• _Supplied data_

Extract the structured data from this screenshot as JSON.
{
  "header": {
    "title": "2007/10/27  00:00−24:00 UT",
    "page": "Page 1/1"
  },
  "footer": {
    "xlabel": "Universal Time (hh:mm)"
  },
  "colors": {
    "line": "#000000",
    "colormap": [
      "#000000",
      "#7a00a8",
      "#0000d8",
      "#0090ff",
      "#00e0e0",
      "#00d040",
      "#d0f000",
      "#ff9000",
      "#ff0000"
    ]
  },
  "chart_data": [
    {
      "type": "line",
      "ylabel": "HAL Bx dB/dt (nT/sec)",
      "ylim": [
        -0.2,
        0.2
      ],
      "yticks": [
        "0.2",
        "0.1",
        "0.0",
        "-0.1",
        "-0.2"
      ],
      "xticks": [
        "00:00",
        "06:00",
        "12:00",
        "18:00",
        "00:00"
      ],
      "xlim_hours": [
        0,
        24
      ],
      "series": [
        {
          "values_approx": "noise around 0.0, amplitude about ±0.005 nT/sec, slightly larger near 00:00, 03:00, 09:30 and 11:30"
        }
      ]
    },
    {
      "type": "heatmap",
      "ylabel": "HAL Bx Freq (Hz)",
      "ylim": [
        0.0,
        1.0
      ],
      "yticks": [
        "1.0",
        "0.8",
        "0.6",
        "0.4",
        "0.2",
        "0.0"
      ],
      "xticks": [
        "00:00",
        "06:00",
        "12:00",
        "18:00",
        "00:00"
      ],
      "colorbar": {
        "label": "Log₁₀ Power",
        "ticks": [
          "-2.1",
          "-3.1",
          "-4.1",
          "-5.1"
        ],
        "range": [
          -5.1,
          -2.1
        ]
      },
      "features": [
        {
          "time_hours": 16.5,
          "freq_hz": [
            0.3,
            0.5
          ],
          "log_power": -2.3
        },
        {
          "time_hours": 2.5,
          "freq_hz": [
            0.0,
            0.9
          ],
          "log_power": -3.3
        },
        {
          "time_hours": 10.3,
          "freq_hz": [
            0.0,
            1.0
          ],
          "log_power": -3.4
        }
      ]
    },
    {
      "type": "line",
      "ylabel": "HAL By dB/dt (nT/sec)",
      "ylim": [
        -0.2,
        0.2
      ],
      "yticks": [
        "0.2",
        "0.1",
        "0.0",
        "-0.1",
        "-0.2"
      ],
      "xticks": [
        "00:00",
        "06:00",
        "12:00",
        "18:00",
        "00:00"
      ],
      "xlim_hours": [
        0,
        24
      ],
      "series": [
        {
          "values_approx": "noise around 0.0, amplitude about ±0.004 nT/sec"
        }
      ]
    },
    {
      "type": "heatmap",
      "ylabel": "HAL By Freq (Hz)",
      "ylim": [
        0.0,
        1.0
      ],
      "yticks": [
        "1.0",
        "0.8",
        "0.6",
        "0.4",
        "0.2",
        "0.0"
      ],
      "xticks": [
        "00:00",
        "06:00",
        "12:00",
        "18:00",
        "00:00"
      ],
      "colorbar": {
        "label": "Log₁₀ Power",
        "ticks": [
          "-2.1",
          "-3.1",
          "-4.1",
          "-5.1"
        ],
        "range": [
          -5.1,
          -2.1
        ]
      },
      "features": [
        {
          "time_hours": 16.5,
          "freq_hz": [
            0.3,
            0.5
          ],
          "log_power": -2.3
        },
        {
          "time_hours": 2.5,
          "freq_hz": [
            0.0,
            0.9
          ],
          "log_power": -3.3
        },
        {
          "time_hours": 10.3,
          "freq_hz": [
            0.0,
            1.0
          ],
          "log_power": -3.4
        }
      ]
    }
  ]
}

• _Your objective_
Faithfully copy every entry, leaving nothing out.

• _Answer to the problem_
Extract the structured data from this screenshot as JSON.
{
  "header": {
    "title": "2007/10/27  00:00−24:00 UT",
    "page": "Page 1/1"
  },
  "footer": {
    "xlabel": "Universal Time (hh:mm)"
  },
  "colors": {
    "line": "#000000",
    "colormap": [
      "#000000",
      "#7a00a8",
      "#0000d8",
      "#0090ff",
      "#00e0e0",
      "#00d040",
      "#d0f000",
      "#ff9000",
      "#ff0000"
    ]
  },
  "chart_data": [
    {
      "type": "line",
      "ylabel": "HAL Bx dB/dt (nT/sec)",
      "ylim": [
        -0.2,
        0.2
      ],
      "yticks": [
        "0.2",
        "0.1",
        "0.0",
        "-0.1",
        "-0.2"
      ],
      "xticks": [
        "00:00",
        "06:00",
        "12:00",
        "18:00",
        "00:00"
      ],
      "xlim_hours": [
        0,
        24
      ],
      "series": [
        {
          "values_approx": "noise around 0.0, amplitude about ±0.005 nT/sec, slightly larger near 00:00, 03:00, 09:30 and 11:30"
        }
      ]
    },
    {
      "type": "heatmap",
      "ylabel": "HAL Bx Freq (Hz)",
      "ylim": [
        0.0,
        1.0
      ],
      "yticks": [
        "1.0",
        "0.8",
        "0.6",
        "0.4",
        "0.2",
        "0.0"
      ],
      "xticks": [
        "00:00",
        "06:00",
        "12:00",
        "18:00",
        "00:00"
      ],
      "colorbar": {
        "label": "Log₁₀ Power",
        "ticks": [
          "-2.1",
          "-3.1",
          "-4.1",
          "-5.1"
        ],
        "range": [
          -5.1,
          -2.1
        ]
      },
      "features": [
        {
          "time_hours": 16.5,
          "freq_hz": [
            0.3,
            0.5
          ],
          "log_power": -2.3
        },
        {
          "time_hours": 2.5,
          "freq_hz": [
            0.0,
            0.9
          ],
          "log_power": -3.3
        },
        {
          "time_hours": 10.3,
          "freq_hz": [
            0.0,
            1.0
          ],
          "log_power": -3.4
        }
      ]
    },
    {
      "type": "line",
      "ylabel": "HAL By dB/dt (nT/sec)",
      "ylim": [
        -0.2,
        0.2
      ],
      "yticks": [
        "0.2",
        "0.1",
        "0.0",
        "-0.1",
        "-0.2"
      ],
      "xticks": [
        "00:00",
        "06:00",
        "12:00",
        "18:00",
        "00:00"
      ],
      "xlim_hours": [
        0,
        24
      ],
      "series": [
        {
          "values_approx": "noise around 0.0, amplitude about ±0.004 nT/sec"
        }
      ]
    },
    {
      "type": "heatmap",
      "ylabel": "HAL By Freq (Hz)",
      "ylim": [
        0.0,
        1.0
      ],
      "yticks": [
        "1.0",
        "0.8",
        "0.6",
        "0.4",
        "0.2",
        "0.0"
      ],
      "xticks": [
        "00:00",
        "06:00",
        "12:00",
        "18:00",
        "00:00"
      ],
      "colorbar": {
        "label": "Log₁₀ Power",
        "ticks": [
          "-2.1",
          "-3.1",
          "-4.1",
          "-5.1"
        ],
        "range": [
          -5.1,
          -2.1
        ]
      },
      "features": [
        {
          "time_hours": 16.5,
          "freq_hz": [
            0.3,
            0.5
          ],
          "log_power": -2.3
        },
        {
          "time_hours": 2.5,
          "freq_hz": [
            0.0,
            0.9
          ],
          "log_power": -3.3
        },
        {
          "time_hours": 10.3,
          "freq_hz": [
            0.0,
            1.0
          ],
          "log_power": -3.4
        }
      ]
    }
  ]
}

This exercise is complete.